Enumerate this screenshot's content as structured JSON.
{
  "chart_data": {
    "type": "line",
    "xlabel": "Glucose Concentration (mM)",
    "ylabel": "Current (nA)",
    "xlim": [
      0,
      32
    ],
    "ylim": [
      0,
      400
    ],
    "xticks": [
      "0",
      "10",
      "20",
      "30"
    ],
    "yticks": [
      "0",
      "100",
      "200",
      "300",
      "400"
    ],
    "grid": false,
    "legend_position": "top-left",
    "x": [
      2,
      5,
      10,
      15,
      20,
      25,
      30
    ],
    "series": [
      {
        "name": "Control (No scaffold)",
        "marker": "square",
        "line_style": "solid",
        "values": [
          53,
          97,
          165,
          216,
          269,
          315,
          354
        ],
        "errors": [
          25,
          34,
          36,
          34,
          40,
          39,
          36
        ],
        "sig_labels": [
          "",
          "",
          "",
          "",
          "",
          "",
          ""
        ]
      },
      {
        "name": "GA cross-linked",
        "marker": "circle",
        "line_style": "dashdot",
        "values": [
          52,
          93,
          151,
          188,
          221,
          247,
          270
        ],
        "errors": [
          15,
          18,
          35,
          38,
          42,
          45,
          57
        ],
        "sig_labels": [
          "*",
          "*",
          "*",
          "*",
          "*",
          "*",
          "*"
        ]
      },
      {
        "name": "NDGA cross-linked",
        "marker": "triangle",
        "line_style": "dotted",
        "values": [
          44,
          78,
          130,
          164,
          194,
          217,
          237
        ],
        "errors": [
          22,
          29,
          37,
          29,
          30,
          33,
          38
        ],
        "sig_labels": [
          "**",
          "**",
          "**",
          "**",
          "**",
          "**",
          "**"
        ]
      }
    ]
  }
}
==
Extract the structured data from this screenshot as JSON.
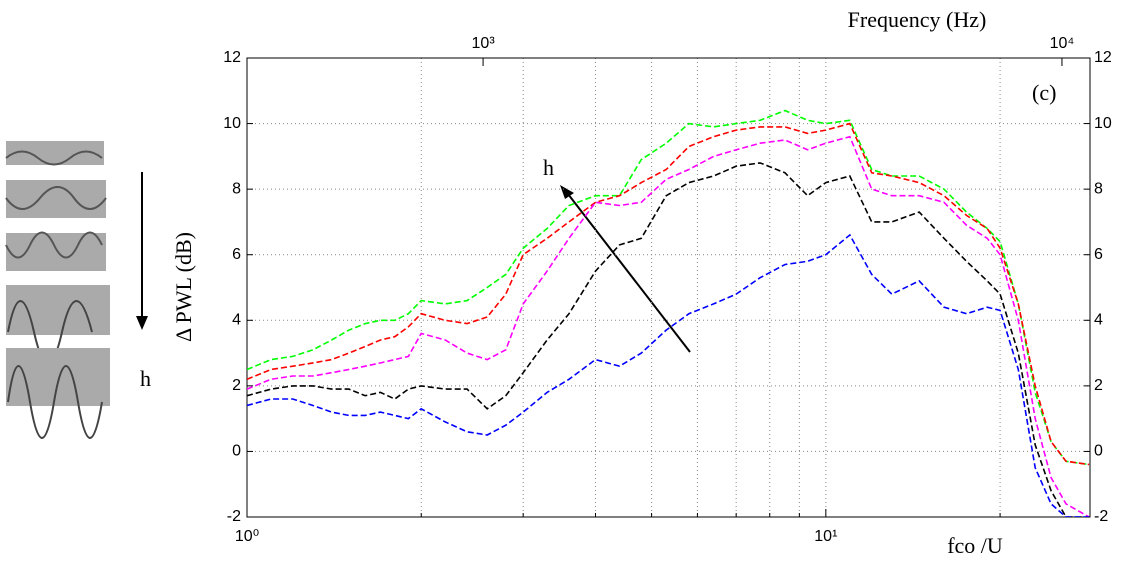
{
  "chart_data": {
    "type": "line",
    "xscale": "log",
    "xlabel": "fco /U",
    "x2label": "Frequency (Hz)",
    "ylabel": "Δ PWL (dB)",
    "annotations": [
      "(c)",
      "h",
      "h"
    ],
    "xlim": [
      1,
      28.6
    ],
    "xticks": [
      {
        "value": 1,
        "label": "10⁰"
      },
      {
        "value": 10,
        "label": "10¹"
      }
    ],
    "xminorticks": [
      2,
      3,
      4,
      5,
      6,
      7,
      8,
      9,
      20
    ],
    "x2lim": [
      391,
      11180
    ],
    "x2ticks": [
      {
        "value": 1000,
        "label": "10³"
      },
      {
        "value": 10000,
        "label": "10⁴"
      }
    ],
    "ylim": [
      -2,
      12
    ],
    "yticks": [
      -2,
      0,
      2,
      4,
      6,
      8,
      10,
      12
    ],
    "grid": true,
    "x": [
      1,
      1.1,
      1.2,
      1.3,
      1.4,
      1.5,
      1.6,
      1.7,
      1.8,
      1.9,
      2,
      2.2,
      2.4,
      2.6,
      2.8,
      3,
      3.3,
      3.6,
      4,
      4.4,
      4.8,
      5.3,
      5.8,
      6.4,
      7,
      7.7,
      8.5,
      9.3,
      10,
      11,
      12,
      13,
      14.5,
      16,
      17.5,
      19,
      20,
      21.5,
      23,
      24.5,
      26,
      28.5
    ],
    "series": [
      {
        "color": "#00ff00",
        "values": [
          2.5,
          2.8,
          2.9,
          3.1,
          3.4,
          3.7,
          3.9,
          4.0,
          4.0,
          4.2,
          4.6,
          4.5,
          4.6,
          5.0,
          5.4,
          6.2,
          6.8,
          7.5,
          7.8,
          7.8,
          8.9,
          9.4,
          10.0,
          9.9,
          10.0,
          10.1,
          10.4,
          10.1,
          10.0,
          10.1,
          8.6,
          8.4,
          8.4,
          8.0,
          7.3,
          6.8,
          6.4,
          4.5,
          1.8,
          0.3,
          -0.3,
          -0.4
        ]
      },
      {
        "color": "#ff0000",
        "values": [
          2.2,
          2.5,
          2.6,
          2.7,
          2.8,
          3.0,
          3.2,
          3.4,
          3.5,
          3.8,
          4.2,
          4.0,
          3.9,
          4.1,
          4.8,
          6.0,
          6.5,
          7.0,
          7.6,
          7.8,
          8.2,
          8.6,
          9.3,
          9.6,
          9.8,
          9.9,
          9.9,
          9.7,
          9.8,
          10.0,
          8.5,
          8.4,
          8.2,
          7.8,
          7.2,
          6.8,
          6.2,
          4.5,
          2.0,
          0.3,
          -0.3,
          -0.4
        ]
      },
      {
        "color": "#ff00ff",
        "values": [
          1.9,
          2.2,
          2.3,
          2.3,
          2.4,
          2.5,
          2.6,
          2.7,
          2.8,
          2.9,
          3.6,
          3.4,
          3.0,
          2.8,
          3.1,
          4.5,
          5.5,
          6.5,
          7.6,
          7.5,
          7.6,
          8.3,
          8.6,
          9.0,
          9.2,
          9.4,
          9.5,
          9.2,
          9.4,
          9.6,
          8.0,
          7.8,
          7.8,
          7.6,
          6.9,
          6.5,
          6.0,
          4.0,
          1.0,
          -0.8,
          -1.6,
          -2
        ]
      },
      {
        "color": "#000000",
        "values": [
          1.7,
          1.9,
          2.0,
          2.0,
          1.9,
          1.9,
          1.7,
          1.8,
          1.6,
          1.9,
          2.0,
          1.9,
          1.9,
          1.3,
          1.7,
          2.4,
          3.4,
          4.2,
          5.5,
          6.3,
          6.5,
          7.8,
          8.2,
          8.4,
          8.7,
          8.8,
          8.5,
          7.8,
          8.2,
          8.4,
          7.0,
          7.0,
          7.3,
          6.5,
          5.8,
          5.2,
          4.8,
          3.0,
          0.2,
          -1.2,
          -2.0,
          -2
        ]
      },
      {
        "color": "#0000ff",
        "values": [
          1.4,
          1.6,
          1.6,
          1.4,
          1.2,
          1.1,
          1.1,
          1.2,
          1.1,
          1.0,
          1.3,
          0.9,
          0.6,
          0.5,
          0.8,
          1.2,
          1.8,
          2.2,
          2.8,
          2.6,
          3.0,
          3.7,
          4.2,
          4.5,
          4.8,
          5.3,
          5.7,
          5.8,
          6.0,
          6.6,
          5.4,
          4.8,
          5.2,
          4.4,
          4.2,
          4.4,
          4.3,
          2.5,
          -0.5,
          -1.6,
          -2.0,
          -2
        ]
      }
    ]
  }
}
---
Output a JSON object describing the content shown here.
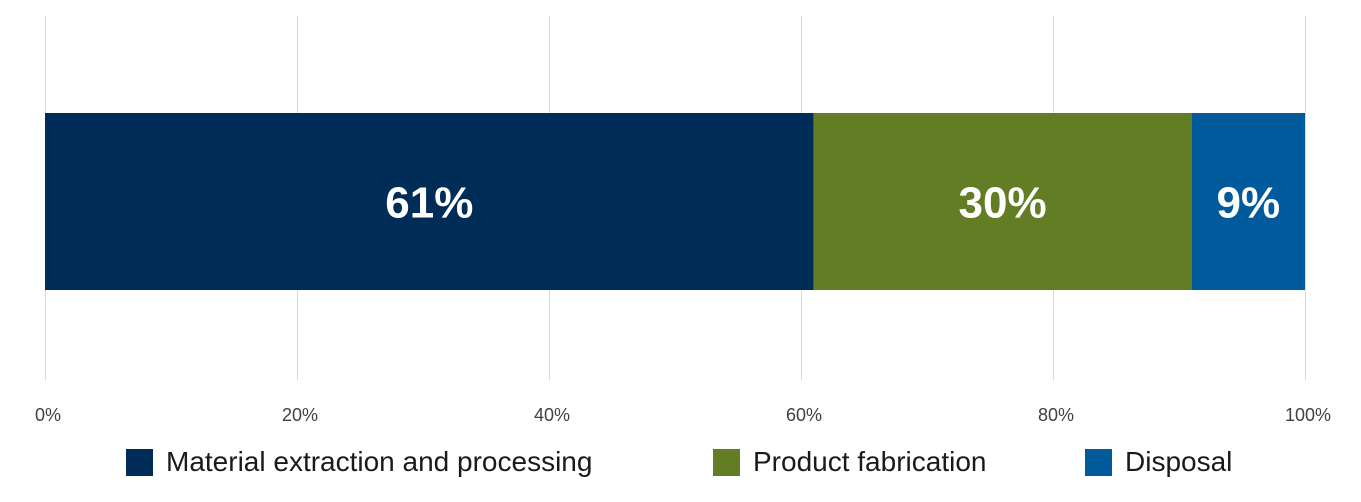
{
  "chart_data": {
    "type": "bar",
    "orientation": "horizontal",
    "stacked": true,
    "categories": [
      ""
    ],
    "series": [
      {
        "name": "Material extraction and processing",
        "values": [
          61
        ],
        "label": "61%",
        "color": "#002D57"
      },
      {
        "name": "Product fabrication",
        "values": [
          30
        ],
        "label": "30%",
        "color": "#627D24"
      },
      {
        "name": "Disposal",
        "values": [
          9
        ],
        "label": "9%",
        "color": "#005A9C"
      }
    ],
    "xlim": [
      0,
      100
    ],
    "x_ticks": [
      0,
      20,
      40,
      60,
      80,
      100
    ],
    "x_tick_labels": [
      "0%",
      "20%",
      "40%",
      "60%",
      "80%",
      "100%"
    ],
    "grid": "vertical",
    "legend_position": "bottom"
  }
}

(Problem description)
Copy each line of the listing that contains the string "structured".

(Complete response)
Enumerate this screenshot's content as structured JSON.
Extract the structured data from this screenshot as JSON.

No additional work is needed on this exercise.